The same and different
I was telling some people yesterday that I always thought I was an enormously patient mother and then I had Madison.
Noah was a different kind of hard as a toddler. He was quieter, never put anything in his mouth. He would play with tiny toys (like little rubber pigs that my sister gave him) by patiently lining them up and then he’d hum while he pushed them around. He was needy and clingy but that made playdates easier. He was happy to watch from the comfort and safety of my lap as the toddlers got into “mine!” disputes.
Madison is more roly-poly rambunctious. She puts everything in her mouth, she runs and screams, she has the attention span of a gnat (or a toddler). She’s in the middle of every fuss at playdates — she’s the cause of most of them. But as Becca promised, while she is turning my hair grey swiftly, she’s also doing a pretty good job of contributing to my laugh lines. I guess the rise in my blood pressure is a fair trade off for all the joy she brings.
I’m thinking that she may not be as all-out extroverted as I thought. Don’t get me wrong, she love love LOVES people. She’ll invite herself to any picnic, trot over to greet any stranger but she also gets strung out and weepy after a day of too much fun. And while she’s more independent than Noah in some ways (less likely to check my whereabouts when we’re playing somewhere) she is also more generous with her love and affection.
Definitely things were easier with Noah at this age but I think it wasn’t just him. It was also my life — no obligations beyond day-to-day mothering — and our apartment — too small for him to get into any trouble. I don’t spend my days gazing at Madison the way I spent them with Noah and that’s both easier (no more microscopie infatuation) and harder (I lose track of everything all the time). Mostly it’s all good. It’s nice to do it this way; it was nice to do it the other way.
And now the things that are the same.
Both were early walkers so I’ve never had an easy crawling age with either of my kids. Noah also had a decent vocabulary at this age although it wasn’t quite as good as hers. Both love books. Both are stubborn. Both are prone to the patent toddler glare and tantrum — although Madison’s glare is more severe and Noah’s tantrums were more intense. Madison bites and throws and Noah didn’t but he hit more. Both love music and both can be jollied out of bad moods if Brett or I sing to them. And like toddlers everywhere, both of them loved to dance — Noah was always serious and glowering when he danced, very focused. Madison is laughing and stomping when she dances.
At this age Noah acquiesced with a succint, “Ah do.” (We think it was a variation on “I do” as in, “Do you want a cookie?” that he started to use for “yes.”) Madison’s responses are more diverse, “OK,” “Yeah,” and my favorite, “Shzo,” which is “sure.” Noah said “no” with a curt, “No way” but Madison sticks with the tried and true, “NO!” shouted emphatically.
Noah had no favorite toy as a toddler. He flirted with his beanie-sized Tigger but mostly he rejected the whole idea of a transitional object. Madison has three blankies, which I rotate and wash continuously so that none becomes THE irreplaceable favorite.
At 18 months, Noah weighed maybe 20 pounds soaking wet. Madison is firmly at thrity and has been for some months.
Ummm, let’s see. What else?
Noah’s favorite foods (besides breastmilk) as a toddler was goat cheese, tofu, peas and goldfish crackers. Madison’s are way too many to name but grapes definitely tops her list.

> _CHECK YOUR UNDERSTANDING_
a) In the post about Noah and Madison, what word does Madison use to mean "sure"?
b) Decide whether each statement agrees with the post about Noah and Madison: (i) As a toddler, Noah put things in his mouth. (ii) Madison has three blankies. (iii) Noah's tantrums were more intense than Madison's.

Extracted data entries
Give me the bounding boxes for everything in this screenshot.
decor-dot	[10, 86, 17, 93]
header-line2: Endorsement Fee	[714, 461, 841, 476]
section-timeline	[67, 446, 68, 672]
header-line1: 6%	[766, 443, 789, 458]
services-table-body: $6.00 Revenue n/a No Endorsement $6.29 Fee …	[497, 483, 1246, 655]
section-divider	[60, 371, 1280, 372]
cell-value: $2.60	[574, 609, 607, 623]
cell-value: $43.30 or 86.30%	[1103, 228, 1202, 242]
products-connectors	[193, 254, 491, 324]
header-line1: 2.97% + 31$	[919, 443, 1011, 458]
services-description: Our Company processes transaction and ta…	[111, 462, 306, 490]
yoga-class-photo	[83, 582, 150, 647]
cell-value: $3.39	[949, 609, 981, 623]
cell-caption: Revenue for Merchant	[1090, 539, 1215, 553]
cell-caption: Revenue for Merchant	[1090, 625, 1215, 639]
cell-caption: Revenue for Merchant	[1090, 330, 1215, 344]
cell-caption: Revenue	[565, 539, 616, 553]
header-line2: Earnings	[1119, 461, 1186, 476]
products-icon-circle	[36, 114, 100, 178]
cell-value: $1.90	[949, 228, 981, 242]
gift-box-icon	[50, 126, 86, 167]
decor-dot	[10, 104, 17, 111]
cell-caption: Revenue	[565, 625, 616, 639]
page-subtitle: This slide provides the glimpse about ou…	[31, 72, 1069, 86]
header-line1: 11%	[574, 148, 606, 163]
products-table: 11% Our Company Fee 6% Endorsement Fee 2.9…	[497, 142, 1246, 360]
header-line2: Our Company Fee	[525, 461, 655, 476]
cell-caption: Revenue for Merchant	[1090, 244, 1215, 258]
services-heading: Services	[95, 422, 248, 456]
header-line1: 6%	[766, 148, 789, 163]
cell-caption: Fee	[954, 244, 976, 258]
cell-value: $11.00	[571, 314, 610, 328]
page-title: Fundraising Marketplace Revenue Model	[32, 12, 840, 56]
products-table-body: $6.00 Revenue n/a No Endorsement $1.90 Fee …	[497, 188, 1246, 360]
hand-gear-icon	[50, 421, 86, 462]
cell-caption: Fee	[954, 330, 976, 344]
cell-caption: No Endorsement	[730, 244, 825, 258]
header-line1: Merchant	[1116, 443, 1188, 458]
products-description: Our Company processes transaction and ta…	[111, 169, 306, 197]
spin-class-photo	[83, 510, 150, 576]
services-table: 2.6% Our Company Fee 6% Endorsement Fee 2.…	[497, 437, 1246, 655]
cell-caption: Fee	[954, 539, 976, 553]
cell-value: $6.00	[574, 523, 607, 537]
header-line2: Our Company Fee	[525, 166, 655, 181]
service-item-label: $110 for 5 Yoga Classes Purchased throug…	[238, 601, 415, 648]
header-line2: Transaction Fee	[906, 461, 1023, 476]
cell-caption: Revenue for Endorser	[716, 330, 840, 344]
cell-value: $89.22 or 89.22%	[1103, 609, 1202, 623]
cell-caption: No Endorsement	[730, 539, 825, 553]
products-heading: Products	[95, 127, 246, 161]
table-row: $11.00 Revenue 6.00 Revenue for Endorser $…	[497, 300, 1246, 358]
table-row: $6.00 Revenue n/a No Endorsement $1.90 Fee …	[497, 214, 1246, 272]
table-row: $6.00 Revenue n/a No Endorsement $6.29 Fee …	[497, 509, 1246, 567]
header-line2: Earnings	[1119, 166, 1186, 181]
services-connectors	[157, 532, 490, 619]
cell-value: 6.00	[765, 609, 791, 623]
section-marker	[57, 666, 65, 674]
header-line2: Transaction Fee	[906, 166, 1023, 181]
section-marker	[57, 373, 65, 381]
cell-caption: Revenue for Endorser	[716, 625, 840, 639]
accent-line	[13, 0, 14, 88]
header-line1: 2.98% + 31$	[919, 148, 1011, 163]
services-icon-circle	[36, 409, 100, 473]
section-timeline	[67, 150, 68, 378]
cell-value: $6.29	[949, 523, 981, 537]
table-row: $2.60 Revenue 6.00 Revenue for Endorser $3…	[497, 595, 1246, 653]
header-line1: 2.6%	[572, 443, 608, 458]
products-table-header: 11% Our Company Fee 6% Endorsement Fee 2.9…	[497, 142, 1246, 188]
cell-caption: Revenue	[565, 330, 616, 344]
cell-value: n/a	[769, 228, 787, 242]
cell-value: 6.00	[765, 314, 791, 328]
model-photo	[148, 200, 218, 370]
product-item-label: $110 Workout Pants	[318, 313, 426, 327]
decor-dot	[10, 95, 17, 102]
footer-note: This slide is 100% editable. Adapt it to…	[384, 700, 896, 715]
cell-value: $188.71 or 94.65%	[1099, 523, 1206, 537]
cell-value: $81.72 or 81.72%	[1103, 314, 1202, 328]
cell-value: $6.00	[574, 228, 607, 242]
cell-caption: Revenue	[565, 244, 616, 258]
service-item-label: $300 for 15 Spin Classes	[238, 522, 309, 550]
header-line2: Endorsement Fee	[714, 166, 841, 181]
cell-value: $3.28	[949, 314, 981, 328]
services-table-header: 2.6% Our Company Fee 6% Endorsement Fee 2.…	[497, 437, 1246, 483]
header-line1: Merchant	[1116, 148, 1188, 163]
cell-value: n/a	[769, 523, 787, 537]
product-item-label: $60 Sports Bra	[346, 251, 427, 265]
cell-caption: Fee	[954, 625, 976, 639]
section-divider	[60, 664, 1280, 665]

> _ANSWER SET_
a) "Shzo."

b)
(i) No: "never put anything in his mouth."
(ii) Yes: "Madison has three blankies"
(iii) Yes: "Noah’s tantrums were more intense."